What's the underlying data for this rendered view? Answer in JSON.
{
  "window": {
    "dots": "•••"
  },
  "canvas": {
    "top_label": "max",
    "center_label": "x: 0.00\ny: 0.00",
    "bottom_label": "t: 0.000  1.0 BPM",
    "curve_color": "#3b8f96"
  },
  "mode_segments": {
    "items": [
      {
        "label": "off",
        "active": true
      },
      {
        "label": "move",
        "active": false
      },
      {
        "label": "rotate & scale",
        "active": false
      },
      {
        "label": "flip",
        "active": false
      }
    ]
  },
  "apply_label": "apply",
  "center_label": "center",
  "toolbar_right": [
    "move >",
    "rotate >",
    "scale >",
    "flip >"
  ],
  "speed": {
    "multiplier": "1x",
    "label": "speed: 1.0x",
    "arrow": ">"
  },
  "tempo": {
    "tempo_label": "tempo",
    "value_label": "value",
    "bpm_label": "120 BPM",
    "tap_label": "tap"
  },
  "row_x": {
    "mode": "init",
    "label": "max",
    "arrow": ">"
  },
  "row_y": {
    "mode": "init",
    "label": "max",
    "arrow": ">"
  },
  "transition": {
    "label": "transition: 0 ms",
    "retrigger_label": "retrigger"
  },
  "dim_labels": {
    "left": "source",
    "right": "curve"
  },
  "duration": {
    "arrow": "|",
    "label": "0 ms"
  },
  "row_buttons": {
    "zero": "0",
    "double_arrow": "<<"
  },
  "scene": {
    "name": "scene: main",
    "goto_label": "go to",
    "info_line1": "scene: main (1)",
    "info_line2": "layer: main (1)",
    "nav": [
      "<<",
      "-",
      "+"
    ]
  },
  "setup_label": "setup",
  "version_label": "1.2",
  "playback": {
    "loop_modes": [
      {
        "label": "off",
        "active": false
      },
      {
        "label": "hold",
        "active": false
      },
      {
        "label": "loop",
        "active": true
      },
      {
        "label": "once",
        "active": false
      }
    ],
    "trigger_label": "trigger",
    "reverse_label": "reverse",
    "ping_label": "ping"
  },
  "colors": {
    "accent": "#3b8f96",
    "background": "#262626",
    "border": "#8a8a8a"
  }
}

● ● ● ● ●

- Task requirements -
Set all of the entries down again, exactly as they were given.

- Result -
What's the underlying data for this rendered view? Answer in JSON.
{
  "window": {
    "dots": "•••"
  },
  "canvas": {
    "top_label": "max",
    "center_label": "x: 0.00\ny: 0.00",
    "bottom_label": "t: 0.000  1.0 BPM",
    "curve_color": "#3b8f96"
  },
  "mode_segments": {
    "items": [
      {
        "label": "off",
        "active": true
      },
      {
        "label": "move",
        "active": false
      },
      {
        "label": "rotate & scale",
        "active": false
      },
      {
        "label": "flip",
        "active": false
      }
    ]
  },
  "apply_label": "apply",
  "center_label": "center",
  "toolbar_right": [
    "move >",
    "rotate >",
    "scale >",
    "flip >"
  ],
  "speed": {
    "multiplier": "1x",
    "label": "speed: 1.0x",
    "arrow": ">"
  },
  "tempo": {
    "tempo_label": "tempo",
    "value_label": "value",
    "bpm_label": "120 BPM",
    "tap_label": "tap"
  },
  "row_x": {
    "mode": "init",
    "label": "max",
    "arrow": ">"
  },
  "row_y": {
    "mode": "init",
    "label": "max",
    "arrow": ">"
  },
  "transition": {
    "label": "transition: 0 ms",
    "retrigger_label": "retrigger"
  },
  "dim_labels": {
    "left": "source",
    "right": "curve"
  },
  "duration": {
    "arrow": "|",
    "label": "0 ms"
  },
  "row_buttons": {
    "zero": "0",
    "double_arrow": "<<"
  },
  "scene": {
    "name": "scene: main",
    "goto_label": "go to",
    "info_line1": "scene: main (1)",
    "info_line2": "layer: main (1)",
    "nav": [
      "<<",
      "-",
      "+"
    ]
  },
  "setup_label": "setup",
  "version_label": "1.2",
  "playback": {
    "loop_modes": [
      {
        "label": "off",
        "active": false
      },
      {
        "label": "hold",
        "active": false
      },
      {
        "label": "loop",
        "active": true
      },
      {
        "label": "once",
        "active": false
      }
    ],
    "trigger_label": "trigger",
    "reverse_label": "reverse",
    "ping_label": "ping"
  },
  "colors": {
    "accent": "#3b8f96",
    "background": "#262626",
    "border": "#8a8a8a"
  }
}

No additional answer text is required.